**Exercise task**
Put every line of the records, from the first line through the line containing "filter-keys-toggle[interactable]: [957, 679, 1001, 699]", into a numbered list, leaving out any blank lines. Include both of those lines and nothing after the second.

**Supplied records**
══════════
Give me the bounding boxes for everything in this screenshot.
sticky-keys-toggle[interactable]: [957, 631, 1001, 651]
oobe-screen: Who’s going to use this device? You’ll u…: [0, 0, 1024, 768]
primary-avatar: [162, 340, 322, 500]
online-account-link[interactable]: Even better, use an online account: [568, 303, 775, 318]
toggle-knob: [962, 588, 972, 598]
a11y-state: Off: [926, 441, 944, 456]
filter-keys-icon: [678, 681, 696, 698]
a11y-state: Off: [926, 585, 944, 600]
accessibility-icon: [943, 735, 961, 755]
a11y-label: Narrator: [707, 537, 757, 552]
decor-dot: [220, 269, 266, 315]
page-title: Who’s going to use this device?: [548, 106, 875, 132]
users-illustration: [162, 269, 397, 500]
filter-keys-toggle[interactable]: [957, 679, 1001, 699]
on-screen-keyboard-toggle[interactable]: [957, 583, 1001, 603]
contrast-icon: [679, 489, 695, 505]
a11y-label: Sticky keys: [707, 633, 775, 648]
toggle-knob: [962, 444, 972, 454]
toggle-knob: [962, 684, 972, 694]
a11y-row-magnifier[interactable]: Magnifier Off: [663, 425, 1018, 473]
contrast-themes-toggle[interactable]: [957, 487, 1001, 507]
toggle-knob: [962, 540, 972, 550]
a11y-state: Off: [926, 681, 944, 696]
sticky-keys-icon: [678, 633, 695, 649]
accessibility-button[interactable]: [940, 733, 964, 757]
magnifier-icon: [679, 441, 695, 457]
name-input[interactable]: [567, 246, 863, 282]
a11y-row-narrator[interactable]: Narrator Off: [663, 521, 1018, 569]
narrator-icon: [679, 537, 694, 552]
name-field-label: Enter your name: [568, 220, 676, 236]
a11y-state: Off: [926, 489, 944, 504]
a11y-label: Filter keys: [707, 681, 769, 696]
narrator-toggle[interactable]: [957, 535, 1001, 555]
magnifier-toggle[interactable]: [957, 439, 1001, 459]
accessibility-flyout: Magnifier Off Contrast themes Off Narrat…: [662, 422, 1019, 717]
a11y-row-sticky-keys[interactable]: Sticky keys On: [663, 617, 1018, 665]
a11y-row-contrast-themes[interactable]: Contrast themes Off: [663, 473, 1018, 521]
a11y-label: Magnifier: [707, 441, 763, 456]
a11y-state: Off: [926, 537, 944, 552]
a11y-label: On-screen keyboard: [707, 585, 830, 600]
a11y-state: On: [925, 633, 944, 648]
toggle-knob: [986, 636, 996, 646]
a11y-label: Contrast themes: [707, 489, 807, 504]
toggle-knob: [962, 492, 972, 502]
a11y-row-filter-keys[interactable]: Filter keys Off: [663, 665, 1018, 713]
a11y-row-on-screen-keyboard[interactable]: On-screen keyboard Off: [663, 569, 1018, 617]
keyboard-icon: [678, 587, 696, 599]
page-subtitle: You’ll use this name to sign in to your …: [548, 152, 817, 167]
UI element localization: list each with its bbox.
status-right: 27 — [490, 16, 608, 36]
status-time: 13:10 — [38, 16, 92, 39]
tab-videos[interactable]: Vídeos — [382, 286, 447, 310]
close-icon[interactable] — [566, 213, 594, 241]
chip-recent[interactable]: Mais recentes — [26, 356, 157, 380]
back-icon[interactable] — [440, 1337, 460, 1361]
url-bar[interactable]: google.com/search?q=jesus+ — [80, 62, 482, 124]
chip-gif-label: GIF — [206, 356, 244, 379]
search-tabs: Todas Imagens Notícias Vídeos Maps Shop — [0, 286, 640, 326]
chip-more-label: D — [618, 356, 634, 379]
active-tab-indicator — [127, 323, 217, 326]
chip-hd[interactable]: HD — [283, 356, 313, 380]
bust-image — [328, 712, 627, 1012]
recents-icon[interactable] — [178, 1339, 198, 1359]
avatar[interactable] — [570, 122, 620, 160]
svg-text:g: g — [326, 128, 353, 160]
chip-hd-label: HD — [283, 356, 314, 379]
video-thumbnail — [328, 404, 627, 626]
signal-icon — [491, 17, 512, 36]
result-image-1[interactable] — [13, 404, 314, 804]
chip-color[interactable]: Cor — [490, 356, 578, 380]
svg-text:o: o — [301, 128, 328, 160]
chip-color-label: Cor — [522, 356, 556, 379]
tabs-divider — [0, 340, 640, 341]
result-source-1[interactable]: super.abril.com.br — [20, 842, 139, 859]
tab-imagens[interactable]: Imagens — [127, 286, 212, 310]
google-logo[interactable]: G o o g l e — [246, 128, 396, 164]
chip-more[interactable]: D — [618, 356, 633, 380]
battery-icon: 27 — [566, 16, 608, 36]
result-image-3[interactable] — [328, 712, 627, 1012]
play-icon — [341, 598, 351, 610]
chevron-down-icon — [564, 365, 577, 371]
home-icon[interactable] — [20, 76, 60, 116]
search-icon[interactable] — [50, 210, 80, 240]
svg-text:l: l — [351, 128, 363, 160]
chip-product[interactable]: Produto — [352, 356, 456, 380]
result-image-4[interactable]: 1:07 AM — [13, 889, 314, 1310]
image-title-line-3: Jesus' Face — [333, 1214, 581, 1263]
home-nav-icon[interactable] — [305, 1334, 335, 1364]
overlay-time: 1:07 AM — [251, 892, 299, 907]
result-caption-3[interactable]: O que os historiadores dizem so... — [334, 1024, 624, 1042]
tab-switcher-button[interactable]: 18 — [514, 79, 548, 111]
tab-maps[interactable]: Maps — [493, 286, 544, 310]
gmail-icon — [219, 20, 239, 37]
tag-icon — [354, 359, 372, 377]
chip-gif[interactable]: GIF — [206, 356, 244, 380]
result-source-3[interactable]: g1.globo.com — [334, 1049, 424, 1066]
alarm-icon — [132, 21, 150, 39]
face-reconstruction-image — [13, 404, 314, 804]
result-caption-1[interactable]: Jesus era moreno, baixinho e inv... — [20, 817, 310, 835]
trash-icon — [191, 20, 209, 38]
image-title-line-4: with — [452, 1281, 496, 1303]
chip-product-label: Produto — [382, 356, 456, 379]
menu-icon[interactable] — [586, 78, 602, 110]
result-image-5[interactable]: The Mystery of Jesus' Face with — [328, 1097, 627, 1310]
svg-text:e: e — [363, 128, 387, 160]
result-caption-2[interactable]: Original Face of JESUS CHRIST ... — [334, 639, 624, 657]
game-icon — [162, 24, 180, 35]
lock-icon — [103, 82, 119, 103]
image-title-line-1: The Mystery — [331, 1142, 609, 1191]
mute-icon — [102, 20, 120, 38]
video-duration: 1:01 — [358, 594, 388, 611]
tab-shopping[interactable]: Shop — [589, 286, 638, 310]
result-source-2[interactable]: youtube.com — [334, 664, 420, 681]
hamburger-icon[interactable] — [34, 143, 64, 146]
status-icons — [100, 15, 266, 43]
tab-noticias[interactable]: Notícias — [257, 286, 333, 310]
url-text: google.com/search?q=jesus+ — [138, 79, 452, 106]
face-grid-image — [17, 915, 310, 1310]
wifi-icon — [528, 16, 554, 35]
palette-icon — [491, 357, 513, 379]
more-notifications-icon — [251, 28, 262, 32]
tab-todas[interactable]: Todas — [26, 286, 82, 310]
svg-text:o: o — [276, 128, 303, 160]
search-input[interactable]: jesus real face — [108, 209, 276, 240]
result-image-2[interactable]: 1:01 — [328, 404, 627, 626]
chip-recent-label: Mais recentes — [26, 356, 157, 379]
══════════
**Solution to this problem**
1. Give me the bounding boxes for everything in this screenshot.
2. sticky-keys-toggle[interactable]: [957, 631, 1001, 651]
3. oobe-screen: Who’s going to use this device? You’ll u…: [0, 0, 1024, 768]
4. primary-avatar: [162, 340, 322, 500]
5. online-account-link[interactable]: Even better, use an online account: [568, 303, 775, 318]
6. toggle-knob: [962, 588, 972, 598]
7. a11y-state: Off: [926, 441, 944, 456]
8. filter-keys-icon: [678, 681, 696, 698]
9. a11y-state: Off: [926, 585, 944, 600]
10. accessibility-icon: [943, 735, 961, 755]
11. a11y-label: Narrator: [707, 537, 757, 552]
12. decor-dot: [220, 269, 266, 315]
13. page-title: Who’s going to use this device?: [548, 106, 875, 132]
14. users-illustration: [162, 269, 397, 500]
15. filter-keys-toggle[interactable]: [957, 679, 1001, 699]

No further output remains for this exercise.